Extract every line from the records below that contains the word "Forsmannstr".
--- INFORMATION GIVEN ---
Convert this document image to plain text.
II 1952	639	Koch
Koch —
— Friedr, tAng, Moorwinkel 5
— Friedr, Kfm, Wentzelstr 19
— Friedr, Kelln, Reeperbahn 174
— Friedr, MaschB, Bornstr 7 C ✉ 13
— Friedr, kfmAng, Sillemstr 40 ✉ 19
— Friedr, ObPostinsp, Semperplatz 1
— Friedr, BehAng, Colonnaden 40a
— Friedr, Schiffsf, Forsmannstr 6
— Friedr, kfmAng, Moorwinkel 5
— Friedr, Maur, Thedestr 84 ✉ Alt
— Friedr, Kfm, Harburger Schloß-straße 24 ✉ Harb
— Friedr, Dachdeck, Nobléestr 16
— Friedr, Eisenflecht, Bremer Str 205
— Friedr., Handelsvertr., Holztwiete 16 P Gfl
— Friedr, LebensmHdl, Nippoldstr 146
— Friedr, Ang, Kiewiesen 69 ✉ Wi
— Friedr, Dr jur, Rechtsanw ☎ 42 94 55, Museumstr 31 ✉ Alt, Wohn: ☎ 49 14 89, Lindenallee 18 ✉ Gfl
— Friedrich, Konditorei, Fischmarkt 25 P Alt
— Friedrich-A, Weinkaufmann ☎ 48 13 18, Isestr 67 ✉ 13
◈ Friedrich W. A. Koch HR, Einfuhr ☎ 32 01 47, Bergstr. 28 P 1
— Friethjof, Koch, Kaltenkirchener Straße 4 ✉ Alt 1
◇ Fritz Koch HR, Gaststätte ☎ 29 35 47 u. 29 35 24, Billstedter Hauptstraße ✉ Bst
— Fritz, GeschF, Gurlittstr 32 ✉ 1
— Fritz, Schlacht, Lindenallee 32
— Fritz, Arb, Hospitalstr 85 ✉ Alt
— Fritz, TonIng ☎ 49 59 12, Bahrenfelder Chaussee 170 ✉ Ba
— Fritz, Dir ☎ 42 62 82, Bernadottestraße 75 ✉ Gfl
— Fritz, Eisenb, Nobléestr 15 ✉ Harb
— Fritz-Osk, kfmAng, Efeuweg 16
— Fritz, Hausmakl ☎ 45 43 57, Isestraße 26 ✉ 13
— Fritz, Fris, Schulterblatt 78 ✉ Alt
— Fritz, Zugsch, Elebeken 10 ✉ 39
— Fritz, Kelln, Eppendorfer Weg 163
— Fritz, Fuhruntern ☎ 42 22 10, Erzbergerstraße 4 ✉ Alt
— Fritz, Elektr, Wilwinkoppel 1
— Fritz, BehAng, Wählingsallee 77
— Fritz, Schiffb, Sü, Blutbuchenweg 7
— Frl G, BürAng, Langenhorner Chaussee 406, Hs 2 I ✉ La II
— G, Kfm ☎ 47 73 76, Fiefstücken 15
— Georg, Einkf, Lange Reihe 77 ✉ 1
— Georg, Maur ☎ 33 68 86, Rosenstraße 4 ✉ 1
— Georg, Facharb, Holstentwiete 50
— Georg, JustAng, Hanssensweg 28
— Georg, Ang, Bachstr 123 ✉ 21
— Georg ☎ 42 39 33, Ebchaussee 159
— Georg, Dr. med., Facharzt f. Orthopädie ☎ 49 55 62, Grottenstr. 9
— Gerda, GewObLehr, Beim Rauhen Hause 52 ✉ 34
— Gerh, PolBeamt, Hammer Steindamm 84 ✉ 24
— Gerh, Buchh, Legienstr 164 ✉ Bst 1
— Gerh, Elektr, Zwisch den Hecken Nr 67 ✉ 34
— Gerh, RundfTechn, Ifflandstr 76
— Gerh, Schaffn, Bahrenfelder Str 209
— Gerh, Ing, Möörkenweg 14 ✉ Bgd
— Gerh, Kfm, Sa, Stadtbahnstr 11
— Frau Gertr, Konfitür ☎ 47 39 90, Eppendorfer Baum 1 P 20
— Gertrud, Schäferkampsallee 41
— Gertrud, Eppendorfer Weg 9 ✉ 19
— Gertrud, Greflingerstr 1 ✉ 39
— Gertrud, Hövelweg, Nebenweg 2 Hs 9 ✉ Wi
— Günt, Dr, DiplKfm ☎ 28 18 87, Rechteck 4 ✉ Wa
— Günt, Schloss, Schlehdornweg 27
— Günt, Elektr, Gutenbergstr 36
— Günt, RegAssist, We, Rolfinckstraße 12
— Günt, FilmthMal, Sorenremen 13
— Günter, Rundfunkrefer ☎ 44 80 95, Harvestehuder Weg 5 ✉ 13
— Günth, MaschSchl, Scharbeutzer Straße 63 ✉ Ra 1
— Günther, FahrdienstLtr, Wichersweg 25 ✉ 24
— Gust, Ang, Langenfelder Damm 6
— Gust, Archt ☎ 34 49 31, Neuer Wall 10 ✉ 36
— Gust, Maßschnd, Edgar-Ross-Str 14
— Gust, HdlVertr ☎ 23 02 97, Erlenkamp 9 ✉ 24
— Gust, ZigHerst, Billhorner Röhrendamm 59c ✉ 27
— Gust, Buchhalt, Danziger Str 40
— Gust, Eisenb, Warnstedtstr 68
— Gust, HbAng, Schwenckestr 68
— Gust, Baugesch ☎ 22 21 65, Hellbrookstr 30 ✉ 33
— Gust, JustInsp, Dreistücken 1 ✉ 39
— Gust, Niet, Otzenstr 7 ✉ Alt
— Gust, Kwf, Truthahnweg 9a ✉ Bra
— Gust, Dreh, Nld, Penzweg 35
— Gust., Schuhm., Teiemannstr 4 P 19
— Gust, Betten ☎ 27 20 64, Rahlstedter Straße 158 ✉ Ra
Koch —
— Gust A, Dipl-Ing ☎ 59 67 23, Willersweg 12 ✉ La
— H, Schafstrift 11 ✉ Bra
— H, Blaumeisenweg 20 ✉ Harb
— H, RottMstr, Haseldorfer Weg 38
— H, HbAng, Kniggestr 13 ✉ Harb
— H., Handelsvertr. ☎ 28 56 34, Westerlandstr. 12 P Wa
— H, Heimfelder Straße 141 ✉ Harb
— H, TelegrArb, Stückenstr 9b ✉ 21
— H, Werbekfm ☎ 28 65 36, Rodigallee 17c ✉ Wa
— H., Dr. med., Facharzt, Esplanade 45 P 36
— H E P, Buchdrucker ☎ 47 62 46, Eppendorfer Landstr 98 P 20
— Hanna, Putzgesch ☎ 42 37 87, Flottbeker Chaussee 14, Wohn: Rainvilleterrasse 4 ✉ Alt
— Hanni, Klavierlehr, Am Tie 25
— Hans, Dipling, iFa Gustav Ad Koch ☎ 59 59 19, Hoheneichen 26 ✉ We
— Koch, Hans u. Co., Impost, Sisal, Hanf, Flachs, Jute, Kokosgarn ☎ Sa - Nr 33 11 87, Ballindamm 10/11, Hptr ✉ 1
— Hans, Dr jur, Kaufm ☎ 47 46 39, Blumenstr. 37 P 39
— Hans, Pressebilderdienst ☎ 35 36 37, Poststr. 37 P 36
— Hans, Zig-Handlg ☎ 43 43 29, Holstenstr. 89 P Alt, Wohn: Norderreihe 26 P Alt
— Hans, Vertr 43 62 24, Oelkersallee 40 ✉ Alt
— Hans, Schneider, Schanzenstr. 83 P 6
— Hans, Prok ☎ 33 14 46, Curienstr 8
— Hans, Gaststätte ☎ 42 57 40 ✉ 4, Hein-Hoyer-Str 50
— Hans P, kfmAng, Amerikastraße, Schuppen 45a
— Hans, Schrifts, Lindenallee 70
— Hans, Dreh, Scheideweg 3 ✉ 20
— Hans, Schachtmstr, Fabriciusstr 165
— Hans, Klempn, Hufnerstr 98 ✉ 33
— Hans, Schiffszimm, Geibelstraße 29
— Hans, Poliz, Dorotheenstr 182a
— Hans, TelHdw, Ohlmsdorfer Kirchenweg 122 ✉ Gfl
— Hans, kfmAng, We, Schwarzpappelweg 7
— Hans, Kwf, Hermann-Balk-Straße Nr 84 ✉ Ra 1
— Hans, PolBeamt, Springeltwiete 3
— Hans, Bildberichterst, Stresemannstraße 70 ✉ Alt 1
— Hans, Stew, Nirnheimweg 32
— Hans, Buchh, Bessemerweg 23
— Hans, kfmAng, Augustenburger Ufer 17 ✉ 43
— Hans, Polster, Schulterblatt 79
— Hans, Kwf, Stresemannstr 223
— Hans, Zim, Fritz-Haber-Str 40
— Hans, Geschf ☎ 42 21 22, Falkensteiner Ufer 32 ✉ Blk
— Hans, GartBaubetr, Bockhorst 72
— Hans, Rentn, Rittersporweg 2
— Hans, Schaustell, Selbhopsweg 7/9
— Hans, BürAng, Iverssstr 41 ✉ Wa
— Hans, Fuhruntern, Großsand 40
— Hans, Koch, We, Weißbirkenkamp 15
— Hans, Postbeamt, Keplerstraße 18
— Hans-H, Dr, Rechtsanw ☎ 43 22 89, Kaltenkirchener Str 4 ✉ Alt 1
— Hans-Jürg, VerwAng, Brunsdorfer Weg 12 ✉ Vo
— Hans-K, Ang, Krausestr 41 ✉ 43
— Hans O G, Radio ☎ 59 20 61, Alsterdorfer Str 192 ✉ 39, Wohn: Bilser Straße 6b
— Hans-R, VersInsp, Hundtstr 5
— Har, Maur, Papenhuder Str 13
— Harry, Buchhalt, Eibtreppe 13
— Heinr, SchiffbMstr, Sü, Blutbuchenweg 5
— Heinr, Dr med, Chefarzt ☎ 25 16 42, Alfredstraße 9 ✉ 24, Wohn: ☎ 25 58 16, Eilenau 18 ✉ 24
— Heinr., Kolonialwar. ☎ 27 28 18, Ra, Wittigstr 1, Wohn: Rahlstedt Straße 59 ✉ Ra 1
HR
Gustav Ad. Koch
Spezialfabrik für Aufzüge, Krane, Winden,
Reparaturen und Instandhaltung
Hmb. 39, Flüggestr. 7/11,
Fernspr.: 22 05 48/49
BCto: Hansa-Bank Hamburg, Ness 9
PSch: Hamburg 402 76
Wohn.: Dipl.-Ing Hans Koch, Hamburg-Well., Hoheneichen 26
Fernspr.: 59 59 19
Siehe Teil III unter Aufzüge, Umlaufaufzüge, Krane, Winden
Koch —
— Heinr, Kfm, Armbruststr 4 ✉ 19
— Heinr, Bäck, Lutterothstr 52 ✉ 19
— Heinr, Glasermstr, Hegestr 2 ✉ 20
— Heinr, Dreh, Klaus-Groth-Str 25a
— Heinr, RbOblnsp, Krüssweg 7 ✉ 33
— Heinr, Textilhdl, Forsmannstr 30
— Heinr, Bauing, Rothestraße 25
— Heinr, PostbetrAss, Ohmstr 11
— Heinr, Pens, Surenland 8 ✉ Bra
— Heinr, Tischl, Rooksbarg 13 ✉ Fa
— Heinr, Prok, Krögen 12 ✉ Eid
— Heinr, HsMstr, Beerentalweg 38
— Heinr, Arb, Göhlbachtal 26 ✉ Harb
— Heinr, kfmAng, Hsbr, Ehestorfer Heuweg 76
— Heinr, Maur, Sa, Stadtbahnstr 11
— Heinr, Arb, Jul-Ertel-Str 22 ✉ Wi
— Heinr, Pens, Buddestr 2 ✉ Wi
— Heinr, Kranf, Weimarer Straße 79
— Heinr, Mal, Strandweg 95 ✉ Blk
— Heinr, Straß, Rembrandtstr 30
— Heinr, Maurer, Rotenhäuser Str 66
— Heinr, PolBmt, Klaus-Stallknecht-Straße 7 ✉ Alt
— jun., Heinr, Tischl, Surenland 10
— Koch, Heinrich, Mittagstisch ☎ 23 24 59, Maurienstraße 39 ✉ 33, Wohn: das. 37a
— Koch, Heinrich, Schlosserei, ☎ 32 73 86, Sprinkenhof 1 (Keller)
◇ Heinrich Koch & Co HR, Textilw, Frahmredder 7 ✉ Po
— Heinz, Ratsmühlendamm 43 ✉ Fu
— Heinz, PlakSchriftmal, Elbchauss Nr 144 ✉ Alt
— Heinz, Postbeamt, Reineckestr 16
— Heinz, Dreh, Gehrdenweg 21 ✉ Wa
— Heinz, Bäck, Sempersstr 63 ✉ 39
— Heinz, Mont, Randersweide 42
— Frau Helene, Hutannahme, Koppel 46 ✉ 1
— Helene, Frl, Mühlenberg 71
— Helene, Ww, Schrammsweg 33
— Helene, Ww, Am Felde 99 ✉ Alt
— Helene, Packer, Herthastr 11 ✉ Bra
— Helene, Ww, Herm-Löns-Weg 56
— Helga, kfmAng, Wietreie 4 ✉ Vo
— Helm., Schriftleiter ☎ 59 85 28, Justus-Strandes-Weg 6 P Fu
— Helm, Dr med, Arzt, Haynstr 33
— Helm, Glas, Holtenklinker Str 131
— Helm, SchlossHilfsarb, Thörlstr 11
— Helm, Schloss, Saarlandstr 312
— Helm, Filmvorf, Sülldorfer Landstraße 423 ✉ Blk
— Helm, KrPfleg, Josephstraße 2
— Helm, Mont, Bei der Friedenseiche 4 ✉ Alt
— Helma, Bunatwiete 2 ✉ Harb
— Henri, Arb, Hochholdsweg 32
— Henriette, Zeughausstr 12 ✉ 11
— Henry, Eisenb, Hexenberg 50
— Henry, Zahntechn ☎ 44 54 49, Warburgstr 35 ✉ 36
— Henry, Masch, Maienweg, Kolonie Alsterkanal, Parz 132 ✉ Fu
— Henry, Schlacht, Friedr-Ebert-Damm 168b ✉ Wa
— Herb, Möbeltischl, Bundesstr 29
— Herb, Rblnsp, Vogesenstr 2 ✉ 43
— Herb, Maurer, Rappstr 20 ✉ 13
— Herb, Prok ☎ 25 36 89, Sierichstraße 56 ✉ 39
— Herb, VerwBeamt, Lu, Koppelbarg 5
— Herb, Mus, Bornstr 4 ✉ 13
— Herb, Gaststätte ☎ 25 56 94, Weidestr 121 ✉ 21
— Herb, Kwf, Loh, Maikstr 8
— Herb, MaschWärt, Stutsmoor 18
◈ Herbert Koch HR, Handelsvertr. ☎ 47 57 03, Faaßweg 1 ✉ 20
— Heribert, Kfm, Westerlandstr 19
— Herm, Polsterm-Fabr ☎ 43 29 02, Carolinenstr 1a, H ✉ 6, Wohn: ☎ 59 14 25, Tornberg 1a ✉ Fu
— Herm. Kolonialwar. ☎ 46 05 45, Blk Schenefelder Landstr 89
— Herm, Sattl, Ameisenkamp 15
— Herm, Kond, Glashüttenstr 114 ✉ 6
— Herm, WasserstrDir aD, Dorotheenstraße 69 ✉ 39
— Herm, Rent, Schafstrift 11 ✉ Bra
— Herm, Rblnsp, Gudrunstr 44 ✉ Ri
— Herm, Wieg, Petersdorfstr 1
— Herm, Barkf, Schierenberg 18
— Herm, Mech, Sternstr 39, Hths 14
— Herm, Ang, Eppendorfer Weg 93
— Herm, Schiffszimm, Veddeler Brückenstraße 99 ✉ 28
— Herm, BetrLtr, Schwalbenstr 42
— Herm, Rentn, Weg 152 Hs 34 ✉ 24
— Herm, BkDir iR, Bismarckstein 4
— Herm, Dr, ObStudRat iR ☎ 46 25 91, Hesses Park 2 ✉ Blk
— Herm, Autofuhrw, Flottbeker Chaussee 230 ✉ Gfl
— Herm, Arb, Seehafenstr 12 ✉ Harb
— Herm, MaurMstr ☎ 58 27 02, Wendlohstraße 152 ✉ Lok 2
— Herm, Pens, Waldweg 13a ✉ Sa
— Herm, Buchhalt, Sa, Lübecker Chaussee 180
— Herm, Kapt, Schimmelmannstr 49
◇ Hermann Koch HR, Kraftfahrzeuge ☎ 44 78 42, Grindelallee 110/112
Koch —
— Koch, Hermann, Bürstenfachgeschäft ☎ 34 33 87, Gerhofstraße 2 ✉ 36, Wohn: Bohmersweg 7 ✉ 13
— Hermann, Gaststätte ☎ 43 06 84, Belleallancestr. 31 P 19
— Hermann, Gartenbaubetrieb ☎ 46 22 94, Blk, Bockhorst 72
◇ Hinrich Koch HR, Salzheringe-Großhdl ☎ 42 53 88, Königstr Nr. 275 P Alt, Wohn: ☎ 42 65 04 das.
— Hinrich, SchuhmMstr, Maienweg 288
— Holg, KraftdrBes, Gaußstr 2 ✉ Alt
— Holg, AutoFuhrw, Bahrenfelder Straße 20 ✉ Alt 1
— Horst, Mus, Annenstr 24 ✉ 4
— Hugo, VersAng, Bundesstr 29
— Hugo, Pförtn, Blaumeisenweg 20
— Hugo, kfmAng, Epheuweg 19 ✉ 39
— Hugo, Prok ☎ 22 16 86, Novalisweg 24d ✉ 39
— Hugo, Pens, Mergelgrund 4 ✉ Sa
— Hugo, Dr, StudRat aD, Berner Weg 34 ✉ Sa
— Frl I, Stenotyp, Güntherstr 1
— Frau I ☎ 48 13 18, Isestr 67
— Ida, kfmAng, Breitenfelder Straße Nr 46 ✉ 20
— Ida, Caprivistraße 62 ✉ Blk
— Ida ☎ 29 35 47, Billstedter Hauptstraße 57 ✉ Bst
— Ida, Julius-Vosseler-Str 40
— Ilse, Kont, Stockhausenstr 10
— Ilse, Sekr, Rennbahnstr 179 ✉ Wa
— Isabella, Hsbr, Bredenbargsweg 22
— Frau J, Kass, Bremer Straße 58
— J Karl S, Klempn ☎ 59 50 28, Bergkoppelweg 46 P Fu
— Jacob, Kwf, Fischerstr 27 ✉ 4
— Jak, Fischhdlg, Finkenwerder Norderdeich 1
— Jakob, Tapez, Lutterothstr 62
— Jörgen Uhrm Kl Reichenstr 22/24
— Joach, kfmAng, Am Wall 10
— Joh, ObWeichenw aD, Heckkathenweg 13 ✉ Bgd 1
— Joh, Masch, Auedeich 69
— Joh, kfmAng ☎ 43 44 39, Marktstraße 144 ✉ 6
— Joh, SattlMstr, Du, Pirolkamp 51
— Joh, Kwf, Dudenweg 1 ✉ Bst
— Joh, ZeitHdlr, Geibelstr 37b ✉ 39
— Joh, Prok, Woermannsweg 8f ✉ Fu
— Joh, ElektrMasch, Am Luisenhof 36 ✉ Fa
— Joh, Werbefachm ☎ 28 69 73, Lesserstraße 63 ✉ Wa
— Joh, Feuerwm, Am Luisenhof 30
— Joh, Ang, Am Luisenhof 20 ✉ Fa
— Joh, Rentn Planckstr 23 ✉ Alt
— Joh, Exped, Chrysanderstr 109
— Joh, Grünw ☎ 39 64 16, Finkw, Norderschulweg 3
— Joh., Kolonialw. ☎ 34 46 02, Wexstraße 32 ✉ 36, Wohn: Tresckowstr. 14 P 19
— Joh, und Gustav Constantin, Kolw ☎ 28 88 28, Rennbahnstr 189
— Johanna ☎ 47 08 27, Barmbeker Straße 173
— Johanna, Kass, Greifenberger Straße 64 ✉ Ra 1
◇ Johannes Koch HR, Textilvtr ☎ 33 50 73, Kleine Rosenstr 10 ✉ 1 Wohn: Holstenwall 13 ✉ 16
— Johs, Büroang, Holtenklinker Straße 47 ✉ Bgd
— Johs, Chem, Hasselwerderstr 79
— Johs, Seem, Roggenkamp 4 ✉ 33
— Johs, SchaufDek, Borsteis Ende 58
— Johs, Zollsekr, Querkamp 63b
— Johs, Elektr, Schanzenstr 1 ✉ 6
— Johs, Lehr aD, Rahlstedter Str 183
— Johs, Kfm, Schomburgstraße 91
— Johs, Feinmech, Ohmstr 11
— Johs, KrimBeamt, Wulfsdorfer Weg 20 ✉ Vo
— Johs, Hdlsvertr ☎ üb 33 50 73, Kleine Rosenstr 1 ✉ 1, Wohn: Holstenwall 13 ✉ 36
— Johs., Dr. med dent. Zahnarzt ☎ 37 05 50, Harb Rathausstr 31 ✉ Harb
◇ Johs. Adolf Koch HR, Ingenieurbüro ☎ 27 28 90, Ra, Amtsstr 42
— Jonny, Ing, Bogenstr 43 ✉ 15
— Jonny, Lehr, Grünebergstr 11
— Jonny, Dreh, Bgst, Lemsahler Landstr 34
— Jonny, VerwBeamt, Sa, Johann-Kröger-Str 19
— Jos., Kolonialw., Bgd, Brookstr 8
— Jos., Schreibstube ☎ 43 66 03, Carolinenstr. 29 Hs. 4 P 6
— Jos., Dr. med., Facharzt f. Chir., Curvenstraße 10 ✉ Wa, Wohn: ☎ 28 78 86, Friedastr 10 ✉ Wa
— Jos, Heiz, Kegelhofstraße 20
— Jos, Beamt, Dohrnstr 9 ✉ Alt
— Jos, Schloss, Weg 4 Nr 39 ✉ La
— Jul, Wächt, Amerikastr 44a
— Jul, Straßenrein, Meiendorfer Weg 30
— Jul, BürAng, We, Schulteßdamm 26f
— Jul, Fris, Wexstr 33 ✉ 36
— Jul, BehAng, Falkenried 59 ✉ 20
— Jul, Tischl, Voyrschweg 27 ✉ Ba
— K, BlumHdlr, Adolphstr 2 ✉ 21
---
# RESPONSE TO THE EXERCISE:
— Friedr, Schiffsf, Forsmannstr 6
— Heinr, Textilhdl, Forsmannstr 30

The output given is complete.